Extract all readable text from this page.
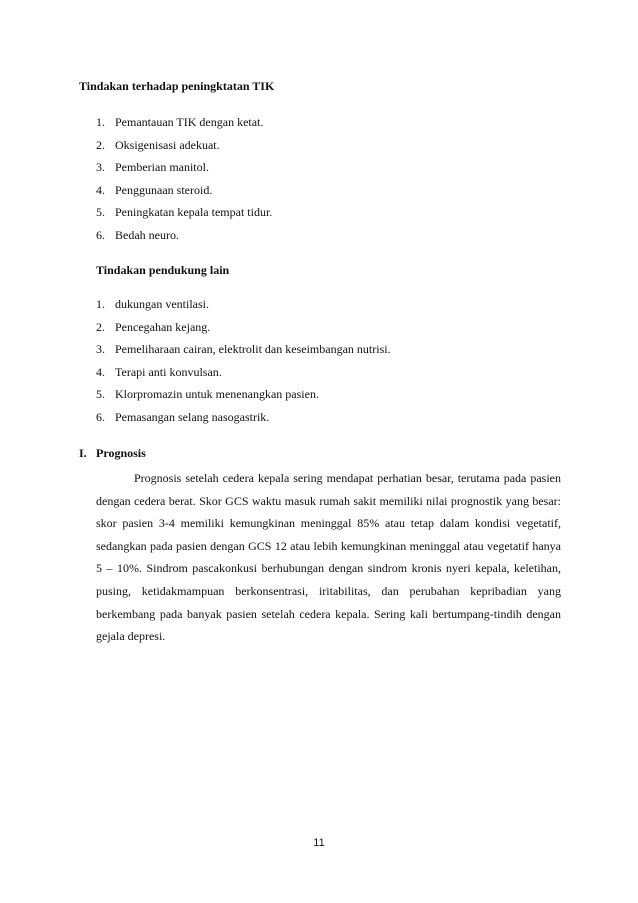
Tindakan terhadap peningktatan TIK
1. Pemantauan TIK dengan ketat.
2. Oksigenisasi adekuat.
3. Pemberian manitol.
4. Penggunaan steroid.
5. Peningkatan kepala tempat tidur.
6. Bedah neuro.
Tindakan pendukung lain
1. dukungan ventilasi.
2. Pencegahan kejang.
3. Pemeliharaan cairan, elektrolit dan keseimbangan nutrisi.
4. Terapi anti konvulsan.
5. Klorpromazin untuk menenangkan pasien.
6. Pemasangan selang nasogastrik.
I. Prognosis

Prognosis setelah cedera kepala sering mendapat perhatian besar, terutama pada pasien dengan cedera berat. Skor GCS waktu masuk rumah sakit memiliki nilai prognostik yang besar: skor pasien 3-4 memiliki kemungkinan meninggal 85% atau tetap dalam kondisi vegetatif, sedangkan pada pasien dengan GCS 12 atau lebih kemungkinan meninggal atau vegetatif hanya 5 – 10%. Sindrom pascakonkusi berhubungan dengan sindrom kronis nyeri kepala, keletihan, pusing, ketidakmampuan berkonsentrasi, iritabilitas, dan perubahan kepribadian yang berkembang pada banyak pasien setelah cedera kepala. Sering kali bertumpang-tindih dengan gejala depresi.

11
# # # #
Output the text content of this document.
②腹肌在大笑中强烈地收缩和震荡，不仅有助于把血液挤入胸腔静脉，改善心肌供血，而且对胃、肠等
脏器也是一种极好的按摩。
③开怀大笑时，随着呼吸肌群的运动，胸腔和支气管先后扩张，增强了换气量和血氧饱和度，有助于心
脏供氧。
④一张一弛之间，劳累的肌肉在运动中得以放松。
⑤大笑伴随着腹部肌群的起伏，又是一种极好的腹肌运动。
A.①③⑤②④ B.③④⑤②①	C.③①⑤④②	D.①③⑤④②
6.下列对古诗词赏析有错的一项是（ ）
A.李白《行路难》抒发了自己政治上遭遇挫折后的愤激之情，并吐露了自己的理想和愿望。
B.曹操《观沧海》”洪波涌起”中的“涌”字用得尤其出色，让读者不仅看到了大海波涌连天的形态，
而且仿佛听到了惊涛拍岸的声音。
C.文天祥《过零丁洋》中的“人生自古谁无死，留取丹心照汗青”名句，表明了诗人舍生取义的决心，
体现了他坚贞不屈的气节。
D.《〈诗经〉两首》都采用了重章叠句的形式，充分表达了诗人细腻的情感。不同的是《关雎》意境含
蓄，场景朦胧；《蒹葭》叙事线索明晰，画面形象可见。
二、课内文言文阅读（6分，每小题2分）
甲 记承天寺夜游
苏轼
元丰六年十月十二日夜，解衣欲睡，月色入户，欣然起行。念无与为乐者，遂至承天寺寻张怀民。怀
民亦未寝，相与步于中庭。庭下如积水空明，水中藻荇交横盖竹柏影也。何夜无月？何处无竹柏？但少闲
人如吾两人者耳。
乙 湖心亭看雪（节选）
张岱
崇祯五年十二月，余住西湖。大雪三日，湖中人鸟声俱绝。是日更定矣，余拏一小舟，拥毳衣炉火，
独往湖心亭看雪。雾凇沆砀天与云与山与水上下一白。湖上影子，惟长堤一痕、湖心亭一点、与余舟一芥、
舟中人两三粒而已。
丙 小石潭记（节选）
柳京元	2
# # # #
Find how many of the lines above have the word "text" in them. State only that number.

2